--- Start of Material shown ---

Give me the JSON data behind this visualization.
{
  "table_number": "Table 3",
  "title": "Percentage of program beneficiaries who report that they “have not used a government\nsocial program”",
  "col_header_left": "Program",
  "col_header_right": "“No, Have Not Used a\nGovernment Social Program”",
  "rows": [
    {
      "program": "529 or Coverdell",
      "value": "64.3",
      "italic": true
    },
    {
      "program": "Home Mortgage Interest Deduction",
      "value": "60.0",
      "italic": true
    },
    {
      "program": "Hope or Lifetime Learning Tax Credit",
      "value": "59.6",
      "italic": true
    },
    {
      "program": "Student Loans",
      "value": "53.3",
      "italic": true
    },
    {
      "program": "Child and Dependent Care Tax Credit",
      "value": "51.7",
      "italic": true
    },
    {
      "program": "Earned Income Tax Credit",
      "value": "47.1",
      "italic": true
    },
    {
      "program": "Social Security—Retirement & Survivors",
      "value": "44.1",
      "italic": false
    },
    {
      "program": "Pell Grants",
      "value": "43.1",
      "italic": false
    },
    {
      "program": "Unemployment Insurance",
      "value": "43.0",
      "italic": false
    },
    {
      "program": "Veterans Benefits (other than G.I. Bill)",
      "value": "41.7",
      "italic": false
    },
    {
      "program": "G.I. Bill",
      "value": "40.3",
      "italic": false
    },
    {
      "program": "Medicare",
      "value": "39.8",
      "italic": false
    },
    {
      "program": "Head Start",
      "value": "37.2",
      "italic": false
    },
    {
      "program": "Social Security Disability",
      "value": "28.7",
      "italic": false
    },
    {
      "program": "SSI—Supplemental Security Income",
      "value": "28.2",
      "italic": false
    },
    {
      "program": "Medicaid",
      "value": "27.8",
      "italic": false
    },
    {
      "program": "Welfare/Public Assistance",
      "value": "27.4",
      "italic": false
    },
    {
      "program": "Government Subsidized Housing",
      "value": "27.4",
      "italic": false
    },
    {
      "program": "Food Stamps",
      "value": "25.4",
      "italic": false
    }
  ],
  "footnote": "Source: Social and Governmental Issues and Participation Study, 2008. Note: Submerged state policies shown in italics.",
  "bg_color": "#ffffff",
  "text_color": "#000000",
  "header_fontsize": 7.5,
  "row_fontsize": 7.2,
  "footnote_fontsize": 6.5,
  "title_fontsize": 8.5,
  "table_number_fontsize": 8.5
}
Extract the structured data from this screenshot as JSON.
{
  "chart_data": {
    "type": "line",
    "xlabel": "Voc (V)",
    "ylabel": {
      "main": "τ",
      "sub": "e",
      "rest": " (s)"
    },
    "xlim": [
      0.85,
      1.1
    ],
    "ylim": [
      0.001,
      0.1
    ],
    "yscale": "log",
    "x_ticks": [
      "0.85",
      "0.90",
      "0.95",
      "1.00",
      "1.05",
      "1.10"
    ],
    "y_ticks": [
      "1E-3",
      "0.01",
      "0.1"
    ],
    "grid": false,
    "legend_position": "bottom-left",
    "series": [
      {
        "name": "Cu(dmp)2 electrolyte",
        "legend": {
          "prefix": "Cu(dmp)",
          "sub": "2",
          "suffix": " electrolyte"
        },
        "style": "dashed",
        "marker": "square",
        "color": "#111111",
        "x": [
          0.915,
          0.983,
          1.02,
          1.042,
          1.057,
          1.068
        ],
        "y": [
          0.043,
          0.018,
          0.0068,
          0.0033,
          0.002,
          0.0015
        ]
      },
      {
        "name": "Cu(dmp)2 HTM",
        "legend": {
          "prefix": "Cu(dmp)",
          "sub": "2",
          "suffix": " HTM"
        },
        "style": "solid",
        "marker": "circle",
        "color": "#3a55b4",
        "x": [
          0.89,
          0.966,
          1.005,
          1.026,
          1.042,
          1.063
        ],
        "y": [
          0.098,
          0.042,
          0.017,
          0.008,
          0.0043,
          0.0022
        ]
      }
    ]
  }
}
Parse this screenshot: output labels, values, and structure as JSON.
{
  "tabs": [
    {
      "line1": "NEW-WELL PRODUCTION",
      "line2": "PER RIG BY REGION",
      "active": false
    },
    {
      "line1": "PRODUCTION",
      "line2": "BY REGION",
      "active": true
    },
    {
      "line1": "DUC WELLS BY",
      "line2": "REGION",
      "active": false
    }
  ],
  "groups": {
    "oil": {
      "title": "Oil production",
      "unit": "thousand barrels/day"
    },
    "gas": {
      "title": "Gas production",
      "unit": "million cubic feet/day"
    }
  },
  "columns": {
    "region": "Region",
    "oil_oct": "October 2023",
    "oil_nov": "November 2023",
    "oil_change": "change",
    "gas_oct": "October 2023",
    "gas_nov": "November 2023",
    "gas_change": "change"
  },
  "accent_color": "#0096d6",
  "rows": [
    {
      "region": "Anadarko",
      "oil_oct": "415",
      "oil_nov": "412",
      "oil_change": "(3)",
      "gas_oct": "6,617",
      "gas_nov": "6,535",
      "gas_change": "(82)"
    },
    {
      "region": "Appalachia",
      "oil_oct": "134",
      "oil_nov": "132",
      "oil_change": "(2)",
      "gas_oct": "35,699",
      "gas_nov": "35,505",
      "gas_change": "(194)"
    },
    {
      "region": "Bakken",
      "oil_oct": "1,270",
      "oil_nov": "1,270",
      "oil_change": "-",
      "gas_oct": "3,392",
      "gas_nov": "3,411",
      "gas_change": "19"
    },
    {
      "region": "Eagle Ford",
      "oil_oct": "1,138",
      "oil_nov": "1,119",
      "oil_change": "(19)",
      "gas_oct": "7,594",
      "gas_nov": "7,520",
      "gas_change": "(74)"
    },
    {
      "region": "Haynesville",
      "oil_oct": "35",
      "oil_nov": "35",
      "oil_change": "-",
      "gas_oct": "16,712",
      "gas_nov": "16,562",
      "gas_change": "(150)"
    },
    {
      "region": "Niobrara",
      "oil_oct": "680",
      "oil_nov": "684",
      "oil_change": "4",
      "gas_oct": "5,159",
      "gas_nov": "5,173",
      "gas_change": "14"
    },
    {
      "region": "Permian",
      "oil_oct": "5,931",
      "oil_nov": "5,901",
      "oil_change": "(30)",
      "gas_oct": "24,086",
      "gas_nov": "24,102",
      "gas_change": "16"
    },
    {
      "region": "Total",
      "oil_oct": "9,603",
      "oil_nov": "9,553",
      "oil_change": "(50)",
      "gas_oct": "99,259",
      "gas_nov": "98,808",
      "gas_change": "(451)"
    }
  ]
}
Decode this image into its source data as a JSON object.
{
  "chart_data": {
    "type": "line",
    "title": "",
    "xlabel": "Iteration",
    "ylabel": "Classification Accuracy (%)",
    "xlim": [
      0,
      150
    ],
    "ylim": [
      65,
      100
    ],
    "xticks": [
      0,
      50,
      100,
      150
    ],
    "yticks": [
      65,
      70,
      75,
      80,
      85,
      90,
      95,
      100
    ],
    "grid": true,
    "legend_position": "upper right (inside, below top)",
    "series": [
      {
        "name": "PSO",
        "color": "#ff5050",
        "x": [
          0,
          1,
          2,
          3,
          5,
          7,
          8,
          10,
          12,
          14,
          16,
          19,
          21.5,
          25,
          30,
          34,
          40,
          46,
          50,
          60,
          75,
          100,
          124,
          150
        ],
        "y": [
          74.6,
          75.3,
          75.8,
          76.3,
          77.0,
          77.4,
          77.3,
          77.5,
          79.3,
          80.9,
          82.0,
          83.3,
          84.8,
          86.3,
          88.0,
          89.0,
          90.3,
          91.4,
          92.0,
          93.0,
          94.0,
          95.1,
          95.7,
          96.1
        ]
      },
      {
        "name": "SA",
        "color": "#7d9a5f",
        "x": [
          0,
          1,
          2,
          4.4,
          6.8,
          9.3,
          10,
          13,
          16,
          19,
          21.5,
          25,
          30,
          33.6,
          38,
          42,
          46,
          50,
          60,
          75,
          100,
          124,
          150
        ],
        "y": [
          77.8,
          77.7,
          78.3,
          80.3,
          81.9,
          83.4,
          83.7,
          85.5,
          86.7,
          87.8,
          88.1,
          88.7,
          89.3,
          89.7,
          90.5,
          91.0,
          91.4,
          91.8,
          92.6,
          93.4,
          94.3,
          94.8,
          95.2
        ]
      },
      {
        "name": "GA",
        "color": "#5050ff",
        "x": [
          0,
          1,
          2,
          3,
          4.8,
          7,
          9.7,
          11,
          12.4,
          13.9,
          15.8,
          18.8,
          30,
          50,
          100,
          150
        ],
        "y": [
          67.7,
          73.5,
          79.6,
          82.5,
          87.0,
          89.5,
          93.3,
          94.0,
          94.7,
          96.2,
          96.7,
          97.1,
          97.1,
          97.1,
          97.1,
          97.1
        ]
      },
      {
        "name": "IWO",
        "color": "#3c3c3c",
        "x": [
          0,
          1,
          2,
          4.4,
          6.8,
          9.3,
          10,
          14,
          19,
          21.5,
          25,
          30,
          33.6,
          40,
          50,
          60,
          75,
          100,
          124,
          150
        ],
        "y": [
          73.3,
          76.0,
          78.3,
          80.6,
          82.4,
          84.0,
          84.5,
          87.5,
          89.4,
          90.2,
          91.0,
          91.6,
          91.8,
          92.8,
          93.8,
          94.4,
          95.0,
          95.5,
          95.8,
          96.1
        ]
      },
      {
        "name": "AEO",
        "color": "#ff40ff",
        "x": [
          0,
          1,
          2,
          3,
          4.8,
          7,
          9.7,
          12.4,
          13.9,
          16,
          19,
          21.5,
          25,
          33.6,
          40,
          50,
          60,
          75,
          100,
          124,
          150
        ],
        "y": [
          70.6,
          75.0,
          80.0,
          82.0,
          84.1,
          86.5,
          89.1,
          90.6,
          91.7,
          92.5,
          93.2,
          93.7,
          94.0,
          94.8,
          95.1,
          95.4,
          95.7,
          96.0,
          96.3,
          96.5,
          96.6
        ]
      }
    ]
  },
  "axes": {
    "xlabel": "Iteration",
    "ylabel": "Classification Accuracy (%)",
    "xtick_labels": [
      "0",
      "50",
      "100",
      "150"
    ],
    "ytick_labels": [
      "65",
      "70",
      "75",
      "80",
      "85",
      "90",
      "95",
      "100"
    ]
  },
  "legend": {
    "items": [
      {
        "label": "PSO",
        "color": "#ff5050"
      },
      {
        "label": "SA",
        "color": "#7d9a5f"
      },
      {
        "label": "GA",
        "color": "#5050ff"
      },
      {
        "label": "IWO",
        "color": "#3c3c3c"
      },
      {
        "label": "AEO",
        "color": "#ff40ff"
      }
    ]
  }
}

--- End of Material shown ---

What is required: Say how many lines in the records hold the string "unit", and say nothing else.

Exercise solution: 2